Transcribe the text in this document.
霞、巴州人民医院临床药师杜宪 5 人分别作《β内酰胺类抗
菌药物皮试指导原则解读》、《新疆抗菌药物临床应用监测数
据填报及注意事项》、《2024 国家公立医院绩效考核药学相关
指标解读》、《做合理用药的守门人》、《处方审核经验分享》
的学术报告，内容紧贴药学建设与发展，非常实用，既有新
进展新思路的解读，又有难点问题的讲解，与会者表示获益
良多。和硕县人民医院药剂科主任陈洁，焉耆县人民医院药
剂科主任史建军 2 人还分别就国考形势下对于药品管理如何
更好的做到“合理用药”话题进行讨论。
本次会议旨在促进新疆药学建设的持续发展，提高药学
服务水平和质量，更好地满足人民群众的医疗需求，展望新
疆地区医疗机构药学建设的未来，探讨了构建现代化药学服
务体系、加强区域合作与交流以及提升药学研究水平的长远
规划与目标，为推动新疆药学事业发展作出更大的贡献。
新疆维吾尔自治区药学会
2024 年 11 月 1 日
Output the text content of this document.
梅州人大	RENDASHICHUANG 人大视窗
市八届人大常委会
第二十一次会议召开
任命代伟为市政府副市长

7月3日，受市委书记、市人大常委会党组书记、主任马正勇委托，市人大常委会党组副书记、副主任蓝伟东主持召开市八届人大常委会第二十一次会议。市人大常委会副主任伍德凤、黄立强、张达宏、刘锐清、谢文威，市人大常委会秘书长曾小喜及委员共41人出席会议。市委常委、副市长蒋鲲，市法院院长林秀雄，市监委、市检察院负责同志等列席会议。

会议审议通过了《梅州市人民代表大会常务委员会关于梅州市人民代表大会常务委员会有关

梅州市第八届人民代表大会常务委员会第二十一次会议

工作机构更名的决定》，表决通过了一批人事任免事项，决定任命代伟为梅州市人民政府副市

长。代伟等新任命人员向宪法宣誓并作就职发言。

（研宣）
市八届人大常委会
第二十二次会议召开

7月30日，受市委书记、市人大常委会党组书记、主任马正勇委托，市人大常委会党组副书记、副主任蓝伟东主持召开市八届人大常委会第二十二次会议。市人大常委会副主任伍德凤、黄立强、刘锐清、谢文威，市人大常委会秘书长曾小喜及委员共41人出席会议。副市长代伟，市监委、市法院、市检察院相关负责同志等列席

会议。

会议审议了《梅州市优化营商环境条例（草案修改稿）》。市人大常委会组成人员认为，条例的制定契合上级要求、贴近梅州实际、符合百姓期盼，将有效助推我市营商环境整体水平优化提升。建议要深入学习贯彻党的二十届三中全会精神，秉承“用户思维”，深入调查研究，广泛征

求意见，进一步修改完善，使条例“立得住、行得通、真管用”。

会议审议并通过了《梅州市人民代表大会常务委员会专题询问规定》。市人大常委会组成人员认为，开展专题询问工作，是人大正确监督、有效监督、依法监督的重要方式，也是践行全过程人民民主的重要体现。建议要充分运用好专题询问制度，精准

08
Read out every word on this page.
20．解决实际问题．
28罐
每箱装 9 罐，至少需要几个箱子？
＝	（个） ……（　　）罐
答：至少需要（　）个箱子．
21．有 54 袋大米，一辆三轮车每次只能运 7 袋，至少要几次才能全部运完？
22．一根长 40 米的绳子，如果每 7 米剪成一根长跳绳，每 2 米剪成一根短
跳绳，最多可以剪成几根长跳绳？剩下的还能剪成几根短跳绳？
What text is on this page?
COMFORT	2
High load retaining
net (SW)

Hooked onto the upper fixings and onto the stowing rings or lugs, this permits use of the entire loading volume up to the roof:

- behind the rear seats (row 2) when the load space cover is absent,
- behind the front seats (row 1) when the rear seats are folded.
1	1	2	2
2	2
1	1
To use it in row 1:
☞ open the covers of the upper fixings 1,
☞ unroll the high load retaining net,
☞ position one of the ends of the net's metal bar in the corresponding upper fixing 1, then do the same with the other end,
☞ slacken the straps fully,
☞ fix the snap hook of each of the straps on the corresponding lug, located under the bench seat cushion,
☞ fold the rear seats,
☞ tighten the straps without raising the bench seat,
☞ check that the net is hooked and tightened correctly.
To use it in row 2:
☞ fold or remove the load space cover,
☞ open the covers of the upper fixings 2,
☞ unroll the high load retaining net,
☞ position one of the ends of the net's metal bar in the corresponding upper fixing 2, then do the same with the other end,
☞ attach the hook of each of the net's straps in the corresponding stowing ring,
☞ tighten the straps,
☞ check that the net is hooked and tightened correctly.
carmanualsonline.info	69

__Exercise goal__: Identify each line holding the string "bench", and copy it out.

__Answer to this problem__:
☞ fix the snap hook of each of the straps on the corresponding lug, located under the bench seat cushion,
☞ tighten the straps without raising the bench seat,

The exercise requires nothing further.